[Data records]
┄┄┄┄┄┄
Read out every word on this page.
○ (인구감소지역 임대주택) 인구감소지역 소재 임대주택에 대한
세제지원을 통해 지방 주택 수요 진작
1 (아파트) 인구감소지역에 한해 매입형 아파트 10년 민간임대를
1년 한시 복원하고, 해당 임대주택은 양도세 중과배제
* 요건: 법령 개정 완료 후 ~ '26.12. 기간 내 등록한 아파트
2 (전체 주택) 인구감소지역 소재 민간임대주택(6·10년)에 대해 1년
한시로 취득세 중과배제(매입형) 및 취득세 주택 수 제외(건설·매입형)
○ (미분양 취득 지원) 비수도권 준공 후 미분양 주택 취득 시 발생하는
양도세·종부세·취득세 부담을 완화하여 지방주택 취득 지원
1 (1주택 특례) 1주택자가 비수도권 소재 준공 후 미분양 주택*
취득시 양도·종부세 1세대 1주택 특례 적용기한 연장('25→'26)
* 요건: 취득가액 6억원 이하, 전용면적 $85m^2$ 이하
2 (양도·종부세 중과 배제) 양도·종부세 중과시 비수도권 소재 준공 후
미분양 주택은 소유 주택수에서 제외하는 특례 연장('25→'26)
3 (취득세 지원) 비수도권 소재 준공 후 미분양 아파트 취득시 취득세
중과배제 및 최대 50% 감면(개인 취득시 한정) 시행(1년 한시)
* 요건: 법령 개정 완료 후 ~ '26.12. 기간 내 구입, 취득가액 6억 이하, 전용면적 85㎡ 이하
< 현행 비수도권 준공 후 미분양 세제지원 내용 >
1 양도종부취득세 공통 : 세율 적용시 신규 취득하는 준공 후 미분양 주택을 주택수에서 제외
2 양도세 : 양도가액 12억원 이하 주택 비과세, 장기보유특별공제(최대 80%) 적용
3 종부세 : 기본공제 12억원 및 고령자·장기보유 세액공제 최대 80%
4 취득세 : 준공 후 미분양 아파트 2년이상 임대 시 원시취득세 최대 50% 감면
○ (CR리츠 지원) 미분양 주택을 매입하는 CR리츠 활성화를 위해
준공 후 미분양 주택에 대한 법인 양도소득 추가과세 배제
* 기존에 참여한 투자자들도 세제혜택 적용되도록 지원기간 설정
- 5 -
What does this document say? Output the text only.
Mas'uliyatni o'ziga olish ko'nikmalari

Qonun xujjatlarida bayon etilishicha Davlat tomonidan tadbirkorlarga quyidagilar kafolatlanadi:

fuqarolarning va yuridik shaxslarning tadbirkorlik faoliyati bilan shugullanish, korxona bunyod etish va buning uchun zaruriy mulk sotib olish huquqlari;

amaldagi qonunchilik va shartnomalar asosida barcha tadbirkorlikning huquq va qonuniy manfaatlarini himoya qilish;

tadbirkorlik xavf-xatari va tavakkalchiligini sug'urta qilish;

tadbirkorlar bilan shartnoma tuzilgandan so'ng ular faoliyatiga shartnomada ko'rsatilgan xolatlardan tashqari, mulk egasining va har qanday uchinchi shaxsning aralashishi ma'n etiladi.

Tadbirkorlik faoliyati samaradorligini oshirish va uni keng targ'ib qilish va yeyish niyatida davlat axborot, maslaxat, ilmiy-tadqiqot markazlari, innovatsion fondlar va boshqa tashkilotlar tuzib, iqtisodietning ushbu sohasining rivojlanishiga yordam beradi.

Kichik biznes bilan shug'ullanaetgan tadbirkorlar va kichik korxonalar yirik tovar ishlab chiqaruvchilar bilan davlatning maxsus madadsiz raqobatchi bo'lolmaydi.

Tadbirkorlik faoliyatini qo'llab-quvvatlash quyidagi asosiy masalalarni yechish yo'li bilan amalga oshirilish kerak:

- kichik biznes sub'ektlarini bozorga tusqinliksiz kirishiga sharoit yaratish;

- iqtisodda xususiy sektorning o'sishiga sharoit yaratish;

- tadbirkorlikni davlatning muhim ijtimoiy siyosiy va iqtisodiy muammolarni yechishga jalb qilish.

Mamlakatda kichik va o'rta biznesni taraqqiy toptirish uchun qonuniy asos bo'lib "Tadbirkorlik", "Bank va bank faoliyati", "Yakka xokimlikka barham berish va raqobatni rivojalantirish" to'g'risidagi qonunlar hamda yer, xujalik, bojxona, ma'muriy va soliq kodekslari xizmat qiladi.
┄┄┄┄┄┄
◆ **Written request**
Reproduce every entry shown above, precisely as it stands.

◆ **Result of the task**
Read out every word on this page.
○ (인구감소지역 임대주택) 인구감소지역 소재 임대주택에 대한
세제지원을 통해 지방 주택 수요 진작
1 (아파트) 인구감소지역에 한해 매입형 아파트 10년 민간임대를
1년 한시 복원하고, 해당 임대주택은 양도세 중과배제
* 요건: 법령 개정 완료 후 ~ '26.12. 기간 내 등록한 아파트
2 (전체 주택) 인구감소지역 소재 민간임대주택(6·10년)에 대해 1년
한시로 취득세 중과배제(매입형) 및 취득세 주택 수 제외(건설·매입형)
○ (미분양 취득 지원) 비수도권 준공 후 미분양 주택 취득 시 발생하는
양도세·종부세·취득세 부담을 완화하여 지방주택 취득 지원
1 (1주택 특례) 1주택자가 비수도권 소재 준공 후 미분양 주택*
취득시 양도·종부세 1세대 1주택 특례 적용기한 연장('25→'26)
* 요건: 취득가액 6억원 이하, 전용면적 $85m^2$ 이하
2 (양도·종부세 중과 배제) 양도·종부세 중과시 비수도권 소재 준공 후
미분양 주택은 소유 주택수에서 제외하는 특례 연장('25→'26)
3 (취득세 지원) 비수도권 소재 준공 후 미분양 아파트 취득시 취득세
중과배제 및 최대 50% 감면(개인 취득시 한정) 시행(1년 한시)
* 요건: 법령 개정 완료 후 ~ '26.12. 기간 내 구입, 취득가액 6억 이하, 전용면적 85㎡ 이하
< 현행 비수도권 준공 후 미분양 세제지원 내용 >
1 양도종부취득세 공통 : 세율 적용시 신규 취득하는 준공 후 미분양 주택을 주택수에서 제외
2 양도세 : 양도가액 12억원 이하 주택 비과세, 장기보유특별공제(최대 80%) 적용
3 종부세 : 기본공제 12억원 및 고령자·장기보유 세액공제 최대 80%
4 취득세 : 준공 후 미분양 아파트 2년이상 임대 시 원시취득세 최대 50% 감면
○ (CR리츠 지원) 미분양 주택을 매입하는 CR리츠 활성화를 위해
준공 후 미분양 주택에 대한 법인 양도소득 추가과세 배제
* 기존에 참여한 투자자들도 세제혜택 적용되도록 지원기간 설정
- 5 -
What does this document say? Output the text only.
Mas'uliyatni o'ziga olish ko'nikmalari

Qonun xujjatlarida bayon etilishicha Davlat tomonidan tadbirkorlarga quyidagilar kafolatlanadi:

fuqarolarning va yuridik shaxslarning tadbirkorlik faoliyati bilan shugullanish, korxona bunyod etish va buning uchun zaruriy mulk sotib olish huquqlari;

amaldagi qonunchilik va shartnomalar asosida barcha tadbirkorlikning huquq va qonuniy manfaatlarini himoya qilish;

tadbirkorlik xavf-xatari va tavakkalchiligini sug'urta qilish;

tadbirkorlar bilan shartnoma tuzilgandan so'ng ular faoliyatiga shartnomada ko'rsatilgan xolatlardan tashqari, mulk egasining va har qanday uchinchi shaxsning aralashishi ma'n etiladi.

Tadbirkorlik faoliyati samaradorligini oshirish va uni keng targ'ib qilish va yeyish niyatida davlat axborot, maslaxat, ilmiy-tadqiqot markazlari, innovatsion fondlar va boshqa tashkilotlar tuzib, iqtisodietning ushbu sohasining rivojlanishiga yordam beradi.

Kichik biznes bilan shug'ullanaetgan tadbirkorlar va kichik korxonalar yirik tovar ishlab chiqaruvchilar bilan davlatning maxsus madadsiz raqobatchi bo'lolmaydi.

Tadbirkorlik faoliyatini qo'llab-quvvatlash quyidagi asosiy masalalarni yechish yo'li bilan amalga oshirilish kerak:

- kichik biznes sub'ektlarini bozorga tusqinliksiz kirishiga sharoit yaratish;

- iqtisodda xususiy sektorning o'sishiga sharoit yaratish;

- tadbirkorlikni davlatning muhim ijtimoiy siyosiy va iqtisodiy muammolarni yechishga jalb qilish.

Mamlakatda kichik va o'rta biznesni taraqqiy toptirish uchun qonuniy asos bo'lib "Tadbirkorlik", "Bank va bank faoliyati", "Yakka xokimlikka barham berish va raqobatni rivojalantirish" to'g'risidagi qonunlar hamda yer, xujalik, bojxona, ma'muriy va soliq kodekslari xizmat qiladi.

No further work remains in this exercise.